• [GIVEN PROBLEM]: In your copy, leave out the pictures and repeat the entries below exactly.

┄┄┄┄┄┄┄┄┄┄┄┄┄┄┄┄┄┄┄┄

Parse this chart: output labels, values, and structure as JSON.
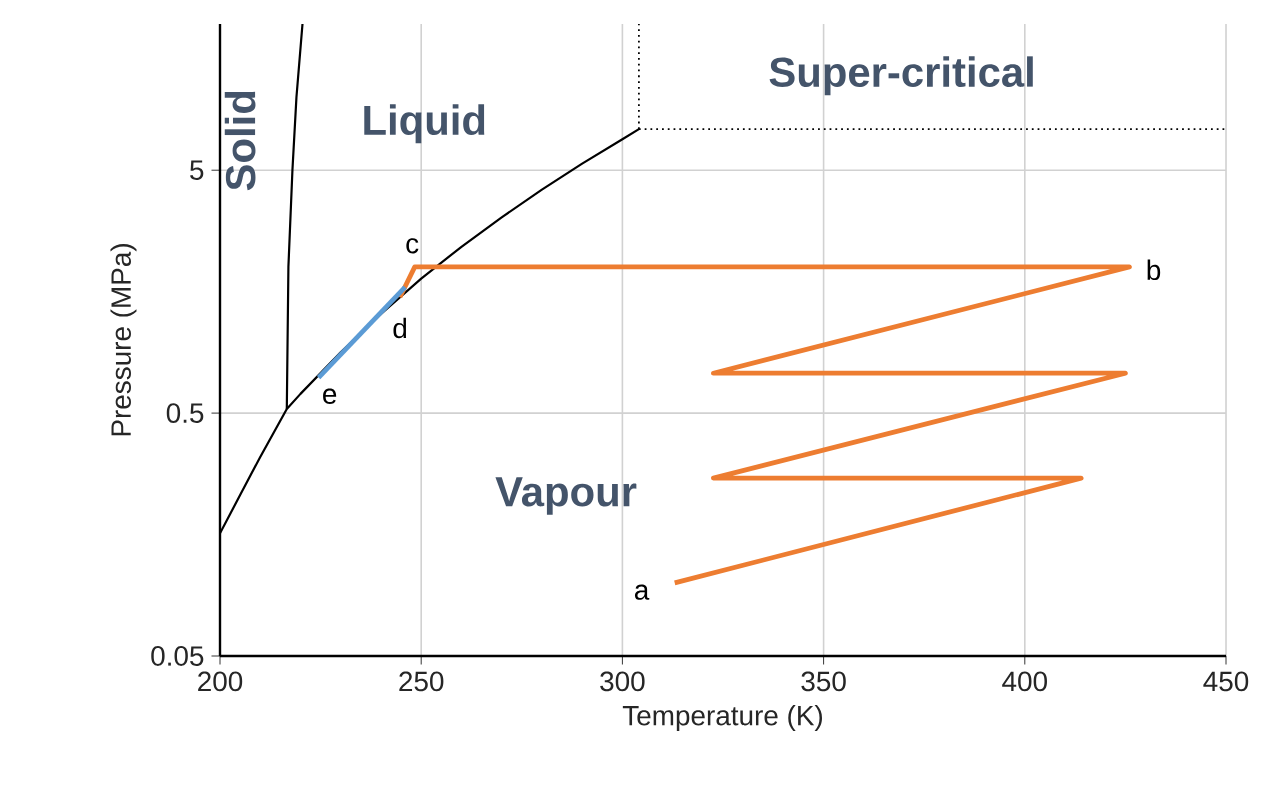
{
  "chart_data": {
    "type": "line",
    "xlabel": "Temperature (K)",
    "ylabel": "Pressure (MPa)",
    "xlim": [
      200,
      450
    ],
    "ylim": [
      0.05,
      20
    ],
    "xticks": [
      200,
      250,
      300,
      350,
      400,
      450
    ],
    "yticks": [
      0.05,
      0.5,
      5
    ],
    "log": "y",
    "grid": true,
    "marker": "none",
    "line_style": "solid",
    "series": [
      {
        "color": "#000000",
        "x": [
          200,
          205,
          210,
          216.6,
          220,
          230,
          240,
          250,
          260,
          270,
          280,
          290,
          300,
          304.1
        ],
        "values": [
          0.16,
          0.23,
          0.33,
          0.52,
          0.6,
          0.89,
          1.28,
          1.79,
          2.42,
          3.2,
          4.16,
          5.32,
          6.71,
          7.38
        ]
      },
      {
        "color": "#000000",
        "x": [
          216.6,
          217,
          218,
          219,
          220.5
        ],
        "values": [
          0.52,
          2,
          5,
          10,
          20
        ]
      },
      {
        "color": "#000000",
        "line_style": "dotted",
        "x": [
          304.1,
          304.1
        ],
        "values": [
          7.38,
          20
        ]
      },
      {
        "color": "#000000",
        "line_style": "dotted",
        "x": [
          304.1,
          450
        ],
        "values": [
          7.38,
          7.38
        ]
      },
      {
        "color": "#ed7d31",
        "x": [
          313,
          414,
          322.6,
          425,
          322.6,
          426,
          248.4,
          244.7
        ],
        "values": [
          0.1,
          0.27,
          0.27,
          0.73,
          0.73,
          2.0,
          2.0,
          1.5
        ]
      },
      {
        "color": "#5b9bd5",
        "x": [
          246,
          224.5
        ],
        "values": [
          1.65,
          0.7
        ]
      }
    ],
    "annotations": [
      "Solid",
      "Liquid",
      "Super-critical",
      "Vapour",
      "a",
      "b",
      "c",
      "d",
      "e"
    ]
  }
}
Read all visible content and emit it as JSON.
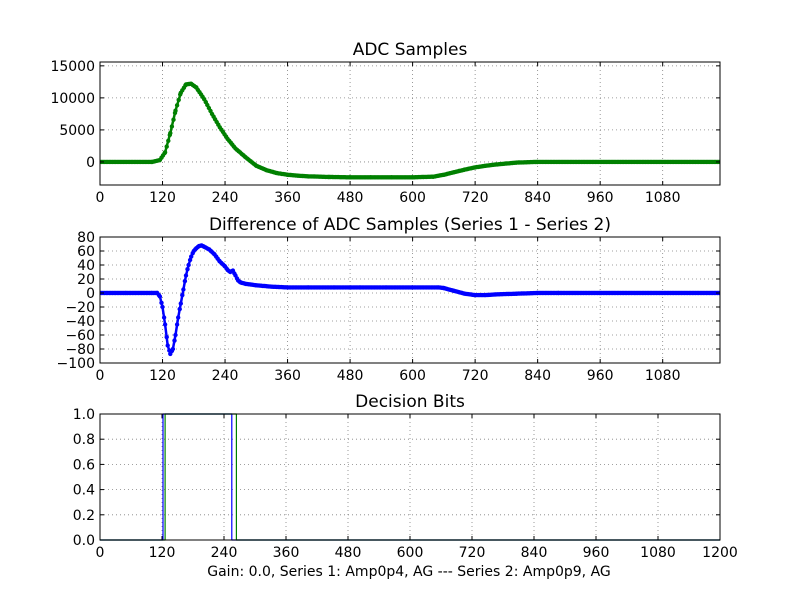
{
  "figure": {
    "xlabel": "Gain: 0.0, Series 1: Amp0p4, AG --- Series 2: Amp0p9, AG"
  },
  "chart_data": [
    {
      "type": "line",
      "title": "ADC Samples",
      "xlabel": "",
      "ylabel": "",
      "xlim": [
        0,
        1190
      ],
      "ylim": [
        -3600,
        15600
      ],
      "x_ticks": [
        0,
        120,
        240,
        360,
        480,
        600,
        720,
        840,
        960,
        1080
      ],
      "y_ticks": [
        0,
        5000,
        10000,
        15000
      ],
      "grid": true,
      "series": [
        {
          "color": "#008000",
          "marker": "point",
          "x": [
            0,
            100,
            115,
            125,
            135,
            145,
            155,
            165,
            175,
            185,
            200,
            215,
            230,
            245,
            260,
            280,
            300,
            320,
            340,
            360,
            380,
            400,
            440,
            480,
            520,
            560,
            600,
            640,
            660,
            680,
            700,
            720,
            740,
            760,
            780,
            800,
            840,
            900,
            960,
            1020,
            1080,
            1190
          ],
          "y": [
            0,
            0,
            300,
            1500,
            4500,
            8000,
            10800,
            12100,
            12200,
            11600,
            9800,
            7500,
            5400,
            3600,
            2100,
            700,
            -600,
            -1300,
            -1750,
            -2000,
            -2150,
            -2250,
            -2350,
            -2400,
            -2400,
            -2400,
            -2400,
            -2300,
            -2000,
            -1600,
            -1200,
            -850,
            -600,
            -400,
            -250,
            -100,
            0,
            0,
            0,
            0,
            0,
            0
          ]
        }
      ]
    },
    {
      "type": "line",
      "title": "Difference of ADC Samples (Series 1 - Series 2)",
      "xlabel": "",
      "ylabel": "",
      "xlim": [
        0,
        1190
      ],
      "ylim": [
        -100,
        80
      ],
      "x_ticks": [
        0,
        120,
        240,
        360,
        480,
        600,
        720,
        840,
        960,
        1080
      ],
      "y_ticks": [
        -100,
        -80,
        -60,
        -40,
        -20,
        0,
        20,
        40,
        60,
        80
      ],
      "grid": true,
      "series": [
        {
          "color": "#0000ff",
          "marker": "point",
          "x": [
            0,
            50,
            100,
            110,
            115,
            120,
            125,
            130,
            135,
            140,
            145,
            150,
            155,
            160,
            165,
            170,
            175,
            180,
            185,
            190,
            195,
            200,
            210,
            220,
            230,
            240,
            245,
            250,
            255,
            260,
            265,
            270,
            280,
            300,
            330,
            360,
            400,
            450,
            500,
            550,
            600,
            650,
            660,
            680,
            700,
            720,
            740,
            760,
            800,
            840,
            880,
            960,
            1080,
            1190
          ],
          "y": [
            0,
            0,
            0,
            0,
            -5,
            -20,
            -45,
            -75,
            -87,
            -80,
            -60,
            -35,
            -15,
            5,
            25,
            40,
            52,
            60,
            64,
            67,
            68,
            66,
            62,
            55,
            45,
            38,
            33,
            30,
            32,
            25,
            18,
            15,
            13,
            11,
            9,
            8,
            8,
            8,
            8,
            8,
            8,
            8,
            7,
            3,
            -1,
            -3,
            -3,
            -2,
            -1,
            0,
            0,
            0,
            0,
            0
          ]
        }
      ]
    },
    {
      "type": "line",
      "title": "Decision Bits",
      "xlabel": "Gain: 0.0, Series 1: Amp0p4, AG --- Series 2: Amp0p9, AG",
      "ylabel": "",
      "xlim": [
        0,
        1200
      ],
      "ylim": [
        0,
        1
      ],
      "x_ticks": [
        0,
        120,
        240,
        360,
        480,
        600,
        720,
        840,
        960,
        1080,
        1200
      ],
      "y_ticks": [
        0.0,
        0.2,
        0.4,
        0.6,
        0.8,
        1.0
      ],
      "grid": true,
      "series": [
        {
          "color": "#0000ff",
          "x": [
            0,
            122,
            122,
            255,
            255,
            1200
          ],
          "y": [
            0,
            0,
            1,
            1,
            0,
            0
          ]
        },
        {
          "color": "#008000",
          "x": [
            0,
            126,
            126,
            264,
            264,
            1200
          ],
          "y": [
            0,
            0,
            1,
            1,
            0,
            0
          ]
        }
      ]
    }
  ]
}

┄┄┄┄┄┄┄┄┄┄┄┄┄┄┄┄┄┄┄┄

• [THE REPLY]:
Parse this chart: output labels, values, and structure as JSON.
{
  "chart_data": {
    "type": "line",
    "xlabel": "Temperature (K)",
    "ylabel": "Pressure (MPa)",
    "xlim": [
      200,
      450
    ],
    "ylim": [
      0.05,
      20
    ],
    "xticks": [
      200,
      250,
      300,
      350,
      400,
      450
    ],
    "yticks": [
      0.05,
      0.5,
      5
    ],
    "log": "y",
    "grid": true,
    "marker": "none",
    "line_style": "solid",
    "series": [
      {
        "color": "#000000",
        "x": [
          200,
          205,
          210,
          216.6,
          220,
          230,
          240,
          250,
          260,
          270,
          280,
          290,
          300,
          304.1
        ],
        "values": [
          0.16,
          0.23,
          0.33,
          0.52,
          0.6,
          0.89,
          1.28,
          1.79,
          2.42,
          3.2,
          4.16,
          5.32,
          6.71,
          7.38
        ]
      },
      {
        "color": "#000000",
        "x": [
          216.6,
          217,
          218,
          219,
          220.5
        ],
        "values": [
          0.52,
          2,
          5,
          10,
          20
        ]
      },
      {
        "color": "#000000",
        "line_style": "dotted",
        "x": [
          304.1,
          304.1
        ],
        "values": [
          7.38,
          20
        ]
      },
      {
        "color": "#000000",
        "line_style": "dotted",
        "x": [
          304.1,
          450
        ],
        "values": [
          7.38,
          7.38
        ]
      },
      {
        "color": "#ed7d31",
        "x": [
          313,
          414,
          322.6,
          425,
          322.6,
          426,
          248.4,
          244.7
        ],
        "values": [
          0.1,
          0.27,
          0.27,
          0.73,
          0.73,
          2.0,
          2.0,
          1.5
        ]
      },
      {
        "color": "#5b9bd5",
        "x": [
          246,
          224.5
        ],
        "values": [
          1.65,
          0.7
        ]
      }
    ],
    "annotations": [
      "Solid",
      "Liquid",
      "Super-critical",
      "Vapour",
      "a",
      "b",
      "c",
      "d",
      "e"
    ]
  }
}
Read all visible content and emit it as JSON.
{
  "figure": {
    "xlabel": "Gain: 0.0, Series 1: Amp0p4, AG --- Series 2: Amp0p9, AG"
  },
  "chart_data": [
    {
      "type": "line",
      "title": "ADC Samples",
      "xlabel": "",
      "ylabel": "",
      "xlim": [
        0,
        1190
      ],
      "ylim": [
        -3600,
        15600
      ],
      "x_ticks": [
        0,
        120,
        240,
        360,
        480,
        600,
        720,
        840,
        960,
        1080
      ],
      "y_ticks": [
        0,
        5000,
        10000,
        15000
      ],
      "grid": true,
      "series": [
        {
          "color": "#008000",
          "marker": "point",
          "x": [
            0,
            100,
            115,
            125,
            135,
            145,
            155,
            165,
            175,
            185,
            200,
            215,
            230,
            245,
            260,
            280,
            300,
            320,
            340,
            360,
            380,
            400,
            440,
            480,
            520,
            560,
            600,
            640,
            660,
            680,
            700,
            720,
            740,
            760,
            780,
            800,
            840,
            900,
            960,
            1020,
            1080,
            1190
          ],
          "y": [
            0,
            0,
            300,
            1500,
            4500,
            8000,
            10800,
            12100,
            12200,
            11600,
            9800,
            7500,
            5400,
            3600,
            2100,
            700,
            -600,
            -1300,
            -1750,
            -2000,
            -2150,
            -2250,
            -2350,
            -2400,
            -2400,
            -2400,
            -2400,
            -2300,
            -2000,
            -1600,
            -1200,
            -850,
            -600,
            -400,
            -250,
            -100,
            0,
            0,
            0,
            0,
            0,
            0
          ]
        }
      ]
    },
    {
      "type": "line",
      "title": "Difference of ADC Samples (Series 1 - Series 2)",
      "xlabel": "",
      "ylabel": "",
      "xlim": [
        0,
        1190
      ],
      "ylim": [
        -100,
        80
      ],
      "x_ticks": [
        0,
        120,
        240,
        360,
        480,
        600,
        720,
        840,
        960,
        1080
      ],
      "y_ticks": [
        -100,
        -80,
        -60,
        -40,
        -20,
        0,
        20,
        40,
        60,
        80
      ],
      "grid": true,
      "series": [
        {
          "color": "#0000ff",
          "marker": "point",
          "x": [
            0,
            50,
            100,
            110,
            115,
            120,
            125,
            130,
            135,
            140,
            145,
            150,
            155,
            160,
            165,
            170,
            175,
            180,
            185,
            190,
            195,
            200,
            210,
            220,
            230,
            240,
            245,
            250,
            255,
            260,
            265,
            270,
            280,
            300,
            330,
            360,
            400,
            450,
            500,
            550,
            600,
            650,
            660,
            680,
            700,
            720,
            740,
            760,
            800,
            840,
            880,
            960,
            1080,
            1190
          ],
          "y": [
            0,
            0,
            0,
            0,
            -5,
            -20,
            -45,
            -75,
            -87,
            -80,
            -60,
            -35,
            -15,
            5,
            25,
            40,
            52,
            60,
            64,
            67,
            68,
            66,
            62,
            55,
            45,
            38,
            33,
            30,
            32,
            25,
            18,
            15,
            13,
            11,
            9,
            8,
            8,
            8,
            8,
            8,
            8,
            8,
            7,
            3,
            -1,
            -3,
            -3,
            -2,
            -1,
            0,
            0,
            0,
            0,
            0
          ]
        }
      ]
    },
    {
      "type": "line",
      "title": "Decision Bits",
      "xlabel": "Gain: 0.0, Series 1: Amp0p4, AG --- Series 2: Amp0p9, AG",
      "ylabel": "",
      "xlim": [
        0,
        1200
      ],
      "ylim": [
        0,
        1
      ],
      "x_ticks": [
        0,
        120,
        240,
        360,
        480,
        600,
        720,
        840,
        960,
        1080,
        1200
      ],
      "y_ticks": [
        0.0,
        0.2,
        0.4,
        0.6,
        0.8,
        1.0
      ],
      "grid": true,
      "series": [
        {
          "color": "#0000ff",
          "x": [
            0,
            122,
            122,
            255,
            255,
            1200
          ],
          "y": [
            0,
            0,
            1,
            1,
            0,
            0
          ]
        },
        {
          "color": "#008000",
          "x": [
            0,
            126,
            126,
            264,
            264,
            1200
          ],
          "y": [
            0,
            0,
            1,
            1,
            0,
            0
          ]
        }
      ]
    }
  ]
}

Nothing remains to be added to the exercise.